* Begin Task material *

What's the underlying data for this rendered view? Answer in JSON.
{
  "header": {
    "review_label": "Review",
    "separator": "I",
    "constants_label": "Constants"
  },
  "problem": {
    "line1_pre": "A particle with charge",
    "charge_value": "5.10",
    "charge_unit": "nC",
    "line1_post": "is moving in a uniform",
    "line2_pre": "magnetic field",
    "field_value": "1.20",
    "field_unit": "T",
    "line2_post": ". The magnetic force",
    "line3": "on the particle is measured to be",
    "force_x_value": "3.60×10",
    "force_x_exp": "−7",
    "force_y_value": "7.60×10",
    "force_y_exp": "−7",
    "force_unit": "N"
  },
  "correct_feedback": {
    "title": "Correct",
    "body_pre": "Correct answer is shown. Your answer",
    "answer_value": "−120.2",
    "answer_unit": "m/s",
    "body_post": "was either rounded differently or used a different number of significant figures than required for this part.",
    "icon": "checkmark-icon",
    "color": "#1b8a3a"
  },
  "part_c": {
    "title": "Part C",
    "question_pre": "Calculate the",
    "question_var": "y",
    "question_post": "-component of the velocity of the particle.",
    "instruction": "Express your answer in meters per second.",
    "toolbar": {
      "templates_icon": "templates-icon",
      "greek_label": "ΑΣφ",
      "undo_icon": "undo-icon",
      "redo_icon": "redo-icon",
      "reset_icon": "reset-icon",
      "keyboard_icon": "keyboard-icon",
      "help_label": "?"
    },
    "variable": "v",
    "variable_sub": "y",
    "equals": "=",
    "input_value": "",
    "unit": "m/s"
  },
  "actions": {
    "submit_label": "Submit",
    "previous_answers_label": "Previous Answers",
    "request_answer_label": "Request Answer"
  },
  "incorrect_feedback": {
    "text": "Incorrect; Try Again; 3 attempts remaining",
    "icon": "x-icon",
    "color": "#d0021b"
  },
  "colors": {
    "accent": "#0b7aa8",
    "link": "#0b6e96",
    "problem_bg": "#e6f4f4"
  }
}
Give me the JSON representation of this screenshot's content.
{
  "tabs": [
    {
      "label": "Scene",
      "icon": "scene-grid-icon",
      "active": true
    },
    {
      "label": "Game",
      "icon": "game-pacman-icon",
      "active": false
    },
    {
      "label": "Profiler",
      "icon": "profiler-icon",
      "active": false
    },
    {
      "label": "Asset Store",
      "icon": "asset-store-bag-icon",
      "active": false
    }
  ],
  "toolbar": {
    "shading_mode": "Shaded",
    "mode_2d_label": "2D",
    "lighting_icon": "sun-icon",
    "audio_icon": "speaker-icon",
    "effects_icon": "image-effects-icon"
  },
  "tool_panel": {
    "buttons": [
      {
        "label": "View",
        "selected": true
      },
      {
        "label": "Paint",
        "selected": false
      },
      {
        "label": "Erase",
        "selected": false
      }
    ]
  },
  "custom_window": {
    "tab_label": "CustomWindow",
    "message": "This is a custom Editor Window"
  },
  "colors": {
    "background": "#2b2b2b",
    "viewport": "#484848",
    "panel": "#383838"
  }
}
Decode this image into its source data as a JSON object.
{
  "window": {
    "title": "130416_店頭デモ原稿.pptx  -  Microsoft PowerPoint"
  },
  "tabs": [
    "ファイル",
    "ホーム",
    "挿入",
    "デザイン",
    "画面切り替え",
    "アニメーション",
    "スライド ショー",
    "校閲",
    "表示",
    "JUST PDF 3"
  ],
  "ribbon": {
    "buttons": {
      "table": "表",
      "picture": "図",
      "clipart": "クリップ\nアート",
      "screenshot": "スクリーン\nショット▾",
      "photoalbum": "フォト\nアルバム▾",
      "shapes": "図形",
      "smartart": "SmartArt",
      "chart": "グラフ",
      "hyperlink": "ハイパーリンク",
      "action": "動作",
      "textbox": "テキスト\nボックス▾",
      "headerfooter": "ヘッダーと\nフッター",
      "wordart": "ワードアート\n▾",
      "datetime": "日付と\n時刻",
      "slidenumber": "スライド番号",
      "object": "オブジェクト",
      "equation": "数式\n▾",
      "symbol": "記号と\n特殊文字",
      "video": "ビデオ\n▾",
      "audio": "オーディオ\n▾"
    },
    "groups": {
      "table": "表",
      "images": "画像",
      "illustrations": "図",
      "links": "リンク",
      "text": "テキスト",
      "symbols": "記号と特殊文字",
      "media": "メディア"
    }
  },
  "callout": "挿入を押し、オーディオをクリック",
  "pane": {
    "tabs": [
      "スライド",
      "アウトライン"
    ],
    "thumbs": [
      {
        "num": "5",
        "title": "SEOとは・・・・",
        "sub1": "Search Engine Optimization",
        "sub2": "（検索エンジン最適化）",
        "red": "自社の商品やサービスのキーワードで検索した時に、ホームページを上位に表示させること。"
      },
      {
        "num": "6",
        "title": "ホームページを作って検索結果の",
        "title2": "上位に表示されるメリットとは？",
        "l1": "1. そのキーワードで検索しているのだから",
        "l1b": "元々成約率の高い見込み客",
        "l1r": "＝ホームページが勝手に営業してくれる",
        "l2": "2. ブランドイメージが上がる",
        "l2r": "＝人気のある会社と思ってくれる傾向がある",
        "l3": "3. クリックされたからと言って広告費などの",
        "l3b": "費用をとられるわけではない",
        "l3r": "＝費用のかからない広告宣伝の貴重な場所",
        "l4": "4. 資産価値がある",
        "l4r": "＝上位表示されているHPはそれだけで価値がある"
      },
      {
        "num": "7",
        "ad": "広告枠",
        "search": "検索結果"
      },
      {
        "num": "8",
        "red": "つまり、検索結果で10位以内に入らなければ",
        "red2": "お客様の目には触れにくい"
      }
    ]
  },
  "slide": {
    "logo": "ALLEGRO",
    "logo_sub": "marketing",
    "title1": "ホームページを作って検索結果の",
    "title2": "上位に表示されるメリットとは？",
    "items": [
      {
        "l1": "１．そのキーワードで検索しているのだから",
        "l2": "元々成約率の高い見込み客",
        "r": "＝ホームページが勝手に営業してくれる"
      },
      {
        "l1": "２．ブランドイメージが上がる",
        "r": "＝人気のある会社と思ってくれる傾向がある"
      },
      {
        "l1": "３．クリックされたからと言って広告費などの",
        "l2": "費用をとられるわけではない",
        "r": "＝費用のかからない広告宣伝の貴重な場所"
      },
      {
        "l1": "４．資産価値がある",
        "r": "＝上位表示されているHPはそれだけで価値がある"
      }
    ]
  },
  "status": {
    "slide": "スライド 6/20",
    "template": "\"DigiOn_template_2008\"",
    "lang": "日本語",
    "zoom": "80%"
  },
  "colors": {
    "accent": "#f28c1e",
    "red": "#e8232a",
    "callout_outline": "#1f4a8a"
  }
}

* End Task material *

■ Task requirements:
Every entry in the listing must be retyped exactly.

■ Reply:
What's the underlying data for this rendered view? Answer in JSON.
{
  "header": {
    "review_label": "Review",
    "separator": "I",
    "constants_label": "Constants"
  },
  "problem": {
    "line1_pre": "A particle with charge",
    "charge_value": "5.10",
    "charge_unit": "nC",
    "line1_post": "is moving in a uniform",
    "line2_pre": "magnetic field",
    "field_value": "1.20",
    "field_unit": "T",
    "line2_post": ". The magnetic force",
    "line3": "on the particle is measured to be",
    "force_x_value": "3.60×10",
    "force_x_exp": "−7",
    "force_y_value": "7.60×10",
    "force_y_exp": "−7",
    "force_unit": "N"
  },
  "correct_feedback": {
    "title": "Correct",
    "body_pre": "Correct answer is shown. Your answer",
    "answer_value": "−120.2",
    "answer_unit": "m/s",
    "body_post": "was either rounded differently or used a different number of significant figures than required for this part.",
    "icon": "checkmark-icon",
    "color": "#1b8a3a"
  },
  "part_c": {
    "title": "Part C",
    "question_pre": "Calculate the",
    "question_var": "y",
    "question_post": "-component of the velocity of the particle.",
    "instruction": "Express your answer in meters per second.",
    "toolbar": {
      "templates_icon": "templates-icon",
      "greek_label": "ΑΣφ",
      "undo_icon": "undo-icon",
      "redo_icon": "redo-icon",
      "reset_icon": "reset-icon",
      "keyboard_icon": "keyboard-icon",
      "help_label": "?"
    },
    "variable": "v",
    "variable_sub": "y",
    "equals": "=",
    "input_value": "",
    "unit": "m/s"
  },
  "actions": {
    "submit_label": "Submit",
    "previous_answers_label": "Previous Answers",
    "request_answer_label": "Request Answer"
  },
  "incorrect_feedback": {
    "text": "Incorrect; Try Again; 3 attempts remaining",
    "icon": "x-icon",
    "color": "#d0021b"
  },
  "colors": {
    "accent": "#0b7aa8",
    "link": "#0b6e96",
    "problem_bg": "#e6f4f4"
  }
}
Give me the JSON representation of this screenshot's content.
{
  "tabs": [
    {
      "label": "Scene",
      "icon": "scene-grid-icon",
      "active": true
    },
    {
      "label": "Game",
      "icon": "game-pacman-icon",
      "active": false
    },
    {
      "label": "Profiler",
      "icon": "profiler-icon",
      "active": false
    },
    {
      "label": "Asset Store",
      "icon": "asset-store-bag-icon",
      "active": false
    }
  ],
  "toolbar": {
    "shading_mode": "Shaded",
    "mode_2d_label": "2D",
    "lighting_icon": "sun-icon",
    "audio_icon": "speaker-icon",
    "effects_icon": "image-effects-icon"
  },
  "tool_panel": {
    "buttons": [
      {
        "label": "View",
        "selected": true
      },
      {
        "label": "Paint",
        "selected": false
      },
      {
        "label": "Erase",
        "selected": false
      }
    ]
  },
  "custom_window": {
    "tab_label": "CustomWindow",
    "message": "This is a custom Editor Window"
  },
  "colors": {
    "background": "#2b2b2b",
    "viewport": "#484848",
    "panel": "#383838"
  }
}
Decode this image into its source data as a JSON object.
{
  "window": {
    "title": "130416_店頭デモ原稿.pptx  -  Microsoft PowerPoint"
  },
  "tabs": [
    "ファイル",
    "ホーム",
    "挿入",
    "デザイン",
    "画面切り替え",
    "アニメーション",
    "スライド ショー",
    "校閲",
    "表示",
    "JUST PDF 3"
  ],
  "ribbon": {
    "buttons": {
      "table": "表",
      "picture": "図",
      "clipart": "クリップ\nアート",
      "screenshot": "スクリーン\nショット▾",
      "photoalbum": "フォト\nアルバム▾",
      "shapes": "図形",
      "smartart": "SmartArt",
      "chart": "グラフ",
      "hyperlink": "ハイパーリンク",
      "action": "動作",
      "textbox": "テキスト\nボックス▾",
      "headerfooter": "ヘッダーと\nフッター",
      "wordart": "ワードアート\n▾",
      "datetime": "日付と\n時刻",
      "slidenumber": "スライド番号",
      "object": "オブジェクト",
      "equation": "数式\n▾",
      "symbol": "記号と\n特殊文字",
      "video": "ビデオ\n▾",
      "audio": "オーディオ\n▾"
    },
    "groups": {
      "table": "表",
      "images": "画像",
      "illustrations": "図",
      "links": "リンク",
      "text": "テキスト",
      "symbols": "記号と特殊文字",
      "media": "メディア"
    }
  },
  "callout": "挿入を押し、オーディオをクリック",
  "pane": {
    "tabs": [
      "スライド",
      "アウトライン"
    ],
    "thumbs": [
      {
        "num": "5",
        "title": "SEOとは・・・・",
        "sub1": "Search Engine Optimization",
        "sub2": "（検索エンジン最適化）",
        "red": "自社の商品やサービスのキーワードで検索した時に、ホームページを上位に表示させること。"
      },
      {
        "num": "6",
        "title": "ホームページを作って検索結果の",
        "title2": "上位に表示されるメリットとは？",
        "l1": "1. そのキーワードで検索しているのだから",
        "l1b": "元々成約率の高い見込み客",
        "l1r": "＝ホームページが勝手に営業してくれる",
        "l2": "2. ブランドイメージが上がる",
        "l2r": "＝人気のある会社と思ってくれる傾向がある",
        "l3": "3. クリックされたからと言って広告費などの",
        "l3b": "費用をとられるわけではない",
        "l3r": "＝費用のかからない広告宣伝の貴重な場所",
        "l4": "4. 資産価値がある",
        "l4r": "＝上位表示されているHPはそれだけで価値がある"
      },
      {
        "num": "7",
        "ad": "広告枠",
        "search": "検索結果"
      },
      {
        "num": "8",
        "red": "つまり、検索結果で10位以内に入らなければ",
        "red2": "お客様の目には触れにくい"
      }
    ]
  },
  "slide": {
    "logo": "ALLEGRO",
    "logo_sub": "marketing",
    "title1": "ホームページを作って検索結果の",
    "title2": "上位に表示されるメリットとは？",
    "items": [
      {
        "l1": "１．そのキーワードで検索しているのだから",
        "l2": "元々成約率の高い見込み客",
        "r": "＝ホームページが勝手に営業してくれる"
      },
      {
        "l1": "２．ブランドイメージが上がる",
        "r": "＝人気のある会社と思ってくれる傾向がある"
      },
      {
        "l1": "３．クリックされたからと言って広告費などの",
        "l2": "費用をとられるわけではない",
        "r": "＝費用のかからない広告宣伝の貴重な場所"
      },
      {
        "l1": "４．資産価値がある",
        "r": "＝上位表示されているHPはそれだけで価値がある"
      }
    ]
  },
  "status": {
    "slide": "スライド 6/20",
    "template": "\"DigiOn_template_2008\"",
    "lang": "日本語",
    "zoom": "80%"
  },
  "colors": {
    "accent": "#f28c1e",
    "red": "#e8232a",
    "callout_outline": "#1f4a8a"
  }
}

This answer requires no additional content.